===== Supplied material

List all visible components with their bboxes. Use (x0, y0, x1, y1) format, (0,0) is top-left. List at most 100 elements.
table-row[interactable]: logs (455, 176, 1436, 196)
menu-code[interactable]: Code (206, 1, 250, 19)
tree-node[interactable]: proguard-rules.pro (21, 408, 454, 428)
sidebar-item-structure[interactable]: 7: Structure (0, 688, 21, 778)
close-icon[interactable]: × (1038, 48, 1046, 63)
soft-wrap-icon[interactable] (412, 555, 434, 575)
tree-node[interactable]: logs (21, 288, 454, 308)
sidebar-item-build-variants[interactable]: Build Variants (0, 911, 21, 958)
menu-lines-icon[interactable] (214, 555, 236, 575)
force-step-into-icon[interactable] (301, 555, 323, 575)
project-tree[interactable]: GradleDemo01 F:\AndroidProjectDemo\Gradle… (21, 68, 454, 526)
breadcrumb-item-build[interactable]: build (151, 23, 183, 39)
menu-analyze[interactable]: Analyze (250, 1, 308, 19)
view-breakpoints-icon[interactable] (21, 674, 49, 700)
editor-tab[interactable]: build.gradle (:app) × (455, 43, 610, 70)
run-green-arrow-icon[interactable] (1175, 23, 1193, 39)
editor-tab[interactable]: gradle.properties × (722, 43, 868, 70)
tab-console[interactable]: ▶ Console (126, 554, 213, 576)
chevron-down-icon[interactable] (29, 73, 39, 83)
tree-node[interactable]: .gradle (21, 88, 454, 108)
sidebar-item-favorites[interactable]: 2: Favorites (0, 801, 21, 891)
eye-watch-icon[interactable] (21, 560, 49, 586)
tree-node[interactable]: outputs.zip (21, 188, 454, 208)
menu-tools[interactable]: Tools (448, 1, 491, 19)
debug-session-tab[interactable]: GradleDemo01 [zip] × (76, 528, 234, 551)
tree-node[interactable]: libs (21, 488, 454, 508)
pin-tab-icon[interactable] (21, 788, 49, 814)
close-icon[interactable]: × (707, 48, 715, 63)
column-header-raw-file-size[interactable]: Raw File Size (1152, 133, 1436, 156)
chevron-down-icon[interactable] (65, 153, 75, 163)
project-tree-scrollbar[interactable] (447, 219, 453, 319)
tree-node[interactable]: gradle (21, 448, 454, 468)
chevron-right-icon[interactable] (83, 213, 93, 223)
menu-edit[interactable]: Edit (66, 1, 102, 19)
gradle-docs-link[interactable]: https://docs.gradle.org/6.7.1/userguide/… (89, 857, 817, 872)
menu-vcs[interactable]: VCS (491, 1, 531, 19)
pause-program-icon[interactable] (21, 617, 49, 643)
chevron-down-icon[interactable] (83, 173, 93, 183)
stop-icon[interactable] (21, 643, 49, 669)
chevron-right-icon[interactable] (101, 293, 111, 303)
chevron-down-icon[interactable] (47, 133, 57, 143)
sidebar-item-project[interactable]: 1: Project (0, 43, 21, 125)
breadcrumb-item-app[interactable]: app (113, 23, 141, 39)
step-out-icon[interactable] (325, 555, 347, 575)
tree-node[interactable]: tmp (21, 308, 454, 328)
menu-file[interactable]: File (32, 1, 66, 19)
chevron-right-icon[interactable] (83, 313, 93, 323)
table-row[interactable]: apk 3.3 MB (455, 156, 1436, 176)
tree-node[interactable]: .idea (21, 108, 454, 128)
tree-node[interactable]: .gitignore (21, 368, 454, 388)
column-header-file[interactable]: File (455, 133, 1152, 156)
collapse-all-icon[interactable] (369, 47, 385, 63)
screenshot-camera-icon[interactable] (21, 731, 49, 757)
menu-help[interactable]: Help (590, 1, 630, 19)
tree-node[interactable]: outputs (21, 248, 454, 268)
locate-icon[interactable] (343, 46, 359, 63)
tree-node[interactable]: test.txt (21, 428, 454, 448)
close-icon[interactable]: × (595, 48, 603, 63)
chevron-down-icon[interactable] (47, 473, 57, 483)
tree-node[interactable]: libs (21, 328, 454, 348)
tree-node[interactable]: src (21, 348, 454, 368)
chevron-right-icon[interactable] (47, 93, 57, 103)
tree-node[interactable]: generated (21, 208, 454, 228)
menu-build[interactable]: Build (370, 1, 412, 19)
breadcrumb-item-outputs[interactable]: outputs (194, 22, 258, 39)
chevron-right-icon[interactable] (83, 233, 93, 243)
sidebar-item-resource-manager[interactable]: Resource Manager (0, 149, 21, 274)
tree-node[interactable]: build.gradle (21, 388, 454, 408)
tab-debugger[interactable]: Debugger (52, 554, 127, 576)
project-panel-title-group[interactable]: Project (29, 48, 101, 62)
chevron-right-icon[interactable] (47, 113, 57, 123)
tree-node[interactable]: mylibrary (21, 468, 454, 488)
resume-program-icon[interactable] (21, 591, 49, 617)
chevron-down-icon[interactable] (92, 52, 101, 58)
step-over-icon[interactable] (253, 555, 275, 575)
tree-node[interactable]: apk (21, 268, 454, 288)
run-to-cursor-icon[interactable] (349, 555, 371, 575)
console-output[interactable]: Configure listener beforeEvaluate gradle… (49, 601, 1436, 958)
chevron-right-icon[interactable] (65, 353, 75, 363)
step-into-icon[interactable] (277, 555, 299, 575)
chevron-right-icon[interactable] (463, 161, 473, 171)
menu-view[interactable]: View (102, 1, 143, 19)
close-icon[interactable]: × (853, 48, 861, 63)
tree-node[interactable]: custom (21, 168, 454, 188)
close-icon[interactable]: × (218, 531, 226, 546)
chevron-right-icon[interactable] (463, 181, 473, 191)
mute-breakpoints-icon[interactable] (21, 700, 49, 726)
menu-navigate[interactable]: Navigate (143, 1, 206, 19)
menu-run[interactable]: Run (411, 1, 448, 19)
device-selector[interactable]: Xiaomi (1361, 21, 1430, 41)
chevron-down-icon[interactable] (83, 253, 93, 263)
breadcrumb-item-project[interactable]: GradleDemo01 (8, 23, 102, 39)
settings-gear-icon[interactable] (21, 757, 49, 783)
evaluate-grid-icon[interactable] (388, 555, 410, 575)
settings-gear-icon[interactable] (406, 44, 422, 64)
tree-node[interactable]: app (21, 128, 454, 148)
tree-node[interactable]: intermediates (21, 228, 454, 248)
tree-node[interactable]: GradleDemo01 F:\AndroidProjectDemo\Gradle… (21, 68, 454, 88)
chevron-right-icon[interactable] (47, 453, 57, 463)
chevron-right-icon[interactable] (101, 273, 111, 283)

==========

### [Task details]
Please reproduce every line of the material above without changing a single character.

### [Answer to the task]
List all visible components with their bboxes. Use (x0, y0, x1, y1) format, (0,0) is top-left. List at most 100 elements.
table-row[interactable]: logs (455, 176, 1436, 196)
menu-code[interactable]: Code (206, 1, 250, 19)
tree-node[interactable]: proguard-rules.pro (21, 408, 454, 428)
sidebar-item-structure[interactable]: 7: Structure (0, 688, 21, 778)
close-icon[interactable]: × (1038, 48, 1046, 63)
soft-wrap-icon[interactable] (412, 555, 434, 575)
tree-node[interactable]: logs (21, 288, 454, 308)
sidebar-item-build-variants[interactable]: Build Variants (0, 911, 21, 958)
menu-lines-icon[interactable] (214, 555, 236, 575)
force-step-into-icon[interactable] (301, 555, 323, 575)
project-tree[interactable]: GradleDemo01 F:\AndroidProjectDemo\Gradle… (21, 68, 454, 526)
breadcrumb-item-build[interactable]: build (151, 23, 183, 39)
menu-analyze[interactable]: Analyze (250, 1, 308, 19)
view-breakpoints-icon[interactable] (21, 674, 49, 700)
editor-tab[interactable]: build.gradle (:app) × (455, 43, 610, 70)
run-green-arrow-icon[interactable] (1175, 23, 1193, 39)
editor-tab[interactable]: gradle.properties × (722, 43, 868, 70)
tab-console[interactable]: ▶ Console (126, 554, 213, 576)
chevron-down-icon[interactable] (29, 73, 39, 83)
tree-node[interactable]: .gradle (21, 88, 454, 108)
sidebar-item-favorites[interactable]: 2: Favorites (0, 801, 21, 891)
eye-watch-icon[interactable] (21, 560, 49, 586)
tree-node[interactable]: outputs.zip (21, 188, 454, 208)
menu-tools[interactable]: Tools (448, 1, 491, 19)
debug-session-tab[interactable]: GradleDemo01 [zip] × (76, 528, 234, 551)
tree-node[interactable]: libs (21, 488, 454, 508)
pin-tab-icon[interactable] (21, 788, 49, 814)
close-icon[interactable]: × (707, 48, 715, 63)
column-header-raw-file-size[interactable]: Raw File Size (1152, 133, 1436, 156)
chevron-down-icon[interactable] (65, 153, 75, 163)
project-tree-scrollbar[interactable] (447, 219, 453, 319)
tree-node[interactable]: gradle (21, 448, 454, 468)
chevron-right-icon[interactable] (83, 213, 93, 223)
menu-edit[interactable]: Edit (66, 1, 102, 19)
gradle-docs-link[interactable]: https://docs.gradle.org/6.7.1/userguide/… (89, 857, 817, 872)
menu-vcs[interactable]: VCS (491, 1, 531, 19)
pause-program-icon[interactable] (21, 617, 49, 643)
chevron-down-icon[interactable] (83, 173, 93, 183)
stop-icon[interactable] (21, 643, 49, 669)
chevron-right-icon[interactable] (101, 293, 111, 303)
chevron-down-icon[interactable] (47, 133, 57, 143)
sidebar-item-project[interactable]: 1: Project (0, 43, 21, 125)
breadcrumb-item-app[interactable]: app (113, 23, 141, 39)
step-out-icon[interactable] (325, 555, 347, 575)
tree-node[interactable]: tmp (21, 308, 454, 328)
menu-file[interactable]: File (32, 1, 66, 19)
chevron-right-icon[interactable] (83, 313, 93, 323)
table-row[interactable]: apk 3.3 MB (455, 156, 1436, 176)
tree-node[interactable]: .idea (21, 108, 454, 128)
tree-node[interactable]: .gitignore (21, 368, 454, 388)
column-header-file[interactable]: File (455, 133, 1152, 156)
collapse-all-icon[interactable] (369, 47, 385, 63)
screenshot-camera-icon[interactable] (21, 731, 49, 757)
menu-help[interactable]: Help (590, 1, 630, 19)
tree-node[interactable]: outputs (21, 248, 454, 268)
locate-icon[interactable] (343, 46, 359, 63)
tree-node[interactable]: test.txt (21, 428, 454, 448)
close-icon[interactable]: × (595, 48, 603, 63)
chevron-down-icon[interactable] (47, 473, 57, 483)
tree-node[interactable]: libs (21, 328, 454, 348)
tree-node[interactable]: src (21, 348, 454, 368)
chevron-right-icon[interactable] (47, 93, 57, 103)
tree-node[interactable]: generated (21, 208, 454, 228)
menu-build[interactable]: Build (370, 1, 412, 19)
breadcrumb-item-outputs[interactable]: outputs (194, 22, 258, 39)
chevron-right-icon[interactable] (83, 233, 93, 243)
sidebar-item-resource-manager[interactable]: Resource Manager (0, 149, 21, 274)
tree-node[interactable]: build.gradle (21, 388, 454, 408)
tab-debugger[interactable]: Debugger (52, 554, 127, 576)
project-panel-title-group[interactable]: Project (29, 48, 101, 62)
chevron-right-icon[interactable] (47, 113, 57, 123)
tree-node[interactable]: mylibrary (21, 468, 454, 488)
resume-program-icon[interactable] (21, 591, 49, 617)
chevron-down-icon[interactable] (92, 52, 101, 58)
step-over-icon[interactable] (253, 555, 275, 575)
tree-node[interactable]: apk (21, 268, 454, 288)
run-to-cursor-icon[interactable] (349, 555, 371, 575)
console-output[interactable]: Configure listener beforeEvaluate gradle… (49, 601, 1436, 958)
chevron-right-icon[interactable] (65, 353, 75, 363)
step-into-icon[interactable] (277, 555, 299, 575)
chevron-right-icon[interactable] (463, 161, 473, 171)
menu-view[interactable]: View (102, 1, 143, 19)
close-icon[interactable]: × (853, 48, 861, 63)
tree-node[interactable]: custom (21, 168, 454, 188)
close-icon[interactable]: × (218, 531, 226, 546)
chevron-right-icon[interactable] (463, 181, 473, 191)
mute-breakpoints-icon[interactable] (21, 700, 49, 726)
menu-navigate[interactable]: Navigate (143, 1, 206, 19)
menu-run[interactable]: Run (411, 1, 448, 19)
device-selector[interactable]: Xiaomi (1361, 21, 1430, 41)
chevron-down-icon[interactable] (83, 253, 93, 263)
breadcrumb-item-project[interactable]: GradleDemo01 (8, 23, 102, 39)
settings-gear-icon[interactable] (21, 757, 49, 783)
evaluate-grid-icon[interactable] (388, 555, 410, 575)
settings-gear-icon[interactable] (406, 44, 422, 64)
tree-node[interactable]: app (21, 128, 454, 148)
tree-node[interactable]: intermediates (21, 228, 454, 248)
tree-node[interactable]: GradleDemo01 F:\AndroidProjectDemo\Gradle… (21, 68, 454, 88)
chevron-right-icon[interactable] (47, 453, 57, 463)
chevron-right-icon[interactable] (101, 273, 111, 283)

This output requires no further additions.